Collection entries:

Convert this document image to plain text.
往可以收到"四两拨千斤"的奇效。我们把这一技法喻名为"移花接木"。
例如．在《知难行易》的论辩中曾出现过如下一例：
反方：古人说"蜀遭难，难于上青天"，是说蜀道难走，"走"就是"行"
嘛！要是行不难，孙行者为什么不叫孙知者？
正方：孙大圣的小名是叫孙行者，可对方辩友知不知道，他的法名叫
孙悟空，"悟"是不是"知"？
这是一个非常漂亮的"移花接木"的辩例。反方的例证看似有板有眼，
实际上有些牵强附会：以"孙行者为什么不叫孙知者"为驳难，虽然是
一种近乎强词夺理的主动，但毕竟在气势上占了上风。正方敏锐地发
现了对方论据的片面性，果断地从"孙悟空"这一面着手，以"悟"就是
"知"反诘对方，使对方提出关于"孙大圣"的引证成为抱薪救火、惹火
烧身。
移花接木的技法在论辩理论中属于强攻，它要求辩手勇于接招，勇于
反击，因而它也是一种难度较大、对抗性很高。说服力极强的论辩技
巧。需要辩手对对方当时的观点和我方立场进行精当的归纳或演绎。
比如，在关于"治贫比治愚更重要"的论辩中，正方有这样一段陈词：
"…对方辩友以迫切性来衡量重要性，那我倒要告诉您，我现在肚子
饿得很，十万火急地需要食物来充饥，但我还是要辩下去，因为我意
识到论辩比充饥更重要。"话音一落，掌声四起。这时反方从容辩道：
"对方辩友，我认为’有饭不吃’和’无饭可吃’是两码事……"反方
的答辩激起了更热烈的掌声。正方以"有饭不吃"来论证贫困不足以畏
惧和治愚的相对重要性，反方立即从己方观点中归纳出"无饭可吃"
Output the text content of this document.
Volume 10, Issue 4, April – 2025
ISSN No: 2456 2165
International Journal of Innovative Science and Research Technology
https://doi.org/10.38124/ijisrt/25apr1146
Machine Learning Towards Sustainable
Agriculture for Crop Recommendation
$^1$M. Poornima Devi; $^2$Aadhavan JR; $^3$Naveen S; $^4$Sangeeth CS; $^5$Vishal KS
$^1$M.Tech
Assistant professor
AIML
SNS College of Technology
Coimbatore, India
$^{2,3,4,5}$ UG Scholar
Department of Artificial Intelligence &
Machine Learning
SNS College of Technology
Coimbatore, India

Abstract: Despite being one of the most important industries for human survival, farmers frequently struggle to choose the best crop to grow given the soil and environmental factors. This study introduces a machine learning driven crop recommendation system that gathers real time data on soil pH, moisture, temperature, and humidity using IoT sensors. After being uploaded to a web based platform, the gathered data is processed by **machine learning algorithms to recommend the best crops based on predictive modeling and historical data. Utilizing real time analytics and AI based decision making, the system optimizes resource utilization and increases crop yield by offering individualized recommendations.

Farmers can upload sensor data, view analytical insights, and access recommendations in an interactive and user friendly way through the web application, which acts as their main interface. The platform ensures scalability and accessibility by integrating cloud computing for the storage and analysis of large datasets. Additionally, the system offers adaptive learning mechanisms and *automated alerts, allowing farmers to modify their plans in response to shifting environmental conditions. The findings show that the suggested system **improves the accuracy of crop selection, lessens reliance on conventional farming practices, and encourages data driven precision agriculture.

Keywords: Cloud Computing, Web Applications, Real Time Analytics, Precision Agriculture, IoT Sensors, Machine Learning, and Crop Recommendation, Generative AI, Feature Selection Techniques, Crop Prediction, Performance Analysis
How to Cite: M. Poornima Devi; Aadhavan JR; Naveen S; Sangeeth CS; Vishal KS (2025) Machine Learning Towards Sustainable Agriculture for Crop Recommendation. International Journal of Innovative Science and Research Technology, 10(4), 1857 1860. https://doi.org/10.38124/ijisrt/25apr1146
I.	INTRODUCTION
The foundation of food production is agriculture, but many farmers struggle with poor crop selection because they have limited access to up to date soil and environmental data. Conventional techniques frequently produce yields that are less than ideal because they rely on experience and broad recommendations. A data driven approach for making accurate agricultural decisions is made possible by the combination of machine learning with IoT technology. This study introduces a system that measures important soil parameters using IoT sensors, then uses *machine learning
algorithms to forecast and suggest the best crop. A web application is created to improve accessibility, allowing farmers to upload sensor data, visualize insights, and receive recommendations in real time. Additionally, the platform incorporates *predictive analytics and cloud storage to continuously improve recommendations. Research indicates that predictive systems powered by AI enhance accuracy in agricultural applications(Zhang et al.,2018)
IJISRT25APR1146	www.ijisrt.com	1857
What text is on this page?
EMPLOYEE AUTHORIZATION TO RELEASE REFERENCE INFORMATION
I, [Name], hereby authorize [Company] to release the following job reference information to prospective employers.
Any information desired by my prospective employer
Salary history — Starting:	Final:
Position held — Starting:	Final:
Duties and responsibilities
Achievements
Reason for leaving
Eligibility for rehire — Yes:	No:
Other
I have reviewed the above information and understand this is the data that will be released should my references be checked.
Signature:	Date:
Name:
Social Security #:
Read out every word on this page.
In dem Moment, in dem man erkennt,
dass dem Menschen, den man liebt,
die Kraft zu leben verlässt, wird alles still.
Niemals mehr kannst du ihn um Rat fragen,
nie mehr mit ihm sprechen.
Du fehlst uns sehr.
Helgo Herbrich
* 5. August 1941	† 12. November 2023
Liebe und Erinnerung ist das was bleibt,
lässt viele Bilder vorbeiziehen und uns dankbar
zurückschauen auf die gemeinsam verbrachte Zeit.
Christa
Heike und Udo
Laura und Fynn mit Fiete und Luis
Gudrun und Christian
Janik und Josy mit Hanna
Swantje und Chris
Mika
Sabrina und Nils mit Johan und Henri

OBJECTIVE: Could you quote the material above in full, exactly as it stands?

THE REPLY:
Convert this document image to plain text.
往可以收到"四两拨千斤"的奇效。我们把这一技法喻名为"移花接木"。
例如．在《知难行易》的论辩中曾出现过如下一例：
反方：古人说"蜀遭难，难于上青天"，是说蜀道难走，"走"就是"行"
嘛！要是行不难，孙行者为什么不叫孙知者？
正方：孙大圣的小名是叫孙行者，可对方辩友知不知道，他的法名叫
孙悟空，"悟"是不是"知"？
这是一个非常漂亮的"移花接木"的辩例。反方的例证看似有板有眼，
实际上有些牵强附会：以"孙行者为什么不叫孙知者"为驳难，虽然是
一种近乎强词夺理的主动，但毕竟在气势上占了上风。正方敏锐地发
现了对方论据的片面性，果断地从"孙悟空"这一面着手，以"悟"就是
"知"反诘对方，使对方提出关于"孙大圣"的引证成为抱薪救火、惹火
烧身。
移花接木的技法在论辩理论中属于强攻，它要求辩手勇于接招，勇于
反击，因而它也是一种难度较大、对抗性很高。说服力极强的论辩技
巧。需要辩手对对方当时的观点和我方立场进行精当的归纳或演绎。
比如，在关于"治贫比治愚更重要"的论辩中，正方有这样一段陈词：
"…对方辩友以迫切性来衡量重要性，那我倒要告诉您，我现在肚子
饿得很，十万火急地需要食物来充饥，但我还是要辩下去，因为我意
识到论辩比充饥更重要。"话音一落，掌声四起。这时反方从容辩道：
"对方辩友，我认为’有饭不吃’和’无饭可吃’是两码事……"反方
的答辩激起了更热烈的掌声。正方以"有饭不吃"来论证贫困不足以畏
惧和治愚的相对重要性，反方立即从己方观点中归纳出"无饭可吃"
Output the text content of this document.
Volume 10, Issue 4, April – 2025
ISSN No: 2456 2165
International Journal of Innovative Science and Research Technology
https://doi.org/10.38124/ijisrt/25apr1146
Machine Learning Towards Sustainable
Agriculture for Crop Recommendation
$^1$M. Poornima Devi; $^2$Aadhavan JR; $^3$Naveen S; $^4$Sangeeth CS; $^5$Vishal KS
$^1$M.Tech
Assistant professor
AIML
SNS College of Technology
Coimbatore, India
$^{2,3,4,5}$ UG Scholar
Department of Artificial Intelligence &
Machine Learning
SNS College of Technology
Coimbatore, India

Abstract: Despite being one of the most important industries for human survival, farmers frequently struggle to choose the best crop to grow given the soil and environmental factors. This study introduces a machine learning driven crop recommendation system that gathers real time data on soil pH, moisture, temperature, and humidity using IoT sensors. After being uploaded to a web based platform, the gathered data is processed by **machine learning algorithms to recommend the best crops based on predictive modeling and historical data. Utilizing real time analytics and AI based decision making, the system optimizes resource utilization and increases crop yield by offering individualized recommendations.

Farmers can upload sensor data, view analytical insights, and access recommendations in an interactive and user friendly way through the web application, which acts as their main interface. The platform ensures scalability and accessibility by integrating cloud computing for the storage and analysis of large datasets. Additionally, the system offers adaptive learning mechanisms and *automated alerts, allowing farmers to modify their plans in response to shifting environmental conditions. The findings show that the suggested system **improves the accuracy of crop selection, lessens reliance on conventional farming practices, and encourages data driven precision agriculture.

Keywords: Cloud Computing, Web Applications, Real Time Analytics, Precision Agriculture, IoT Sensors, Machine Learning, and Crop Recommendation, Generative AI, Feature Selection Techniques, Crop Prediction, Performance Analysis
How to Cite: M. Poornima Devi; Aadhavan JR; Naveen S; Sangeeth CS; Vishal KS (2025) Machine Learning Towards Sustainable Agriculture for Crop Recommendation. International Journal of Innovative Science and Research Technology, 10(4), 1857 1860. https://doi.org/10.38124/ijisrt/25apr1146
I.	INTRODUCTION
The foundation of food production is agriculture, but many farmers struggle with poor crop selection because they have limited access to up to date soil and environmental data. Conventional techniques frequently produce yields that are less than ideal because they rely on experience and broad recommendations. A data driven approach for making accurate agricultural decisions is made possible by the combination of machine learning with IoT technology. This study introduces a system that measures important soil parameters using IoT sensors, then uses *machine learning
algorithms to forecast and suggest the best crop. A web application is created to improve accessibility, allowing farmers to upload sensor data, visualize insights, and receive recommendations in real time. Additionally, the platform incorporates *predictive analytics and cloud storage to continuously improve recommendations. Research indicates that predictive systems powered by AI enhance accuracy in agricultural applications(Zhang et al.,2018)
IJISRT25APR1146	www.ijisrt.com	1857
What text is on this page?
EMPLOYEE AUTHORIZATION TO RELEASE REFERENCE INFORMATION
I, [Name], hereby authorize [Company] to release the following job reference information to prospective employers.
Any information desired by my prospective employer
Salary history — Starting:	Final:
Position held — Starting:	Final:
Duties and responsibilities
Achievements
Reason for leaving
Eligibility for rehire — Yes:	No:
Other
I have reviewed the above information and understand this is the data that will be released should my references be checked.
Signature:	Date:
Name:
Social Security #:
Read out every word on this page.
In dem Moment, in dem man erkennt,
dass dem Menschen, den man liebt,
die Kraft zu leben verlässt, wird alles still.
Niemals mehr kannst du ihn um Rat fragen,
nie mehr mit ihm sprechen.
Du fehlst uns sehr.
Helgo Herbrich
* 5. August 1941	† 12. November 2023
Liebe und Erinnerung ist das was bleibt,
lässt viele Bilder vorbeiziehen und uns dankbar
zurückschauen auf die gemeinsam verbrachte Zeit.
Christa
Heike und Udo
Laura und Fynn mit Fiete und Luis
Gudrun und Christian
Janik und Josy mit Hanna
Swantje und Chris
Mika
Sabrina und Nils mit Johan und Henri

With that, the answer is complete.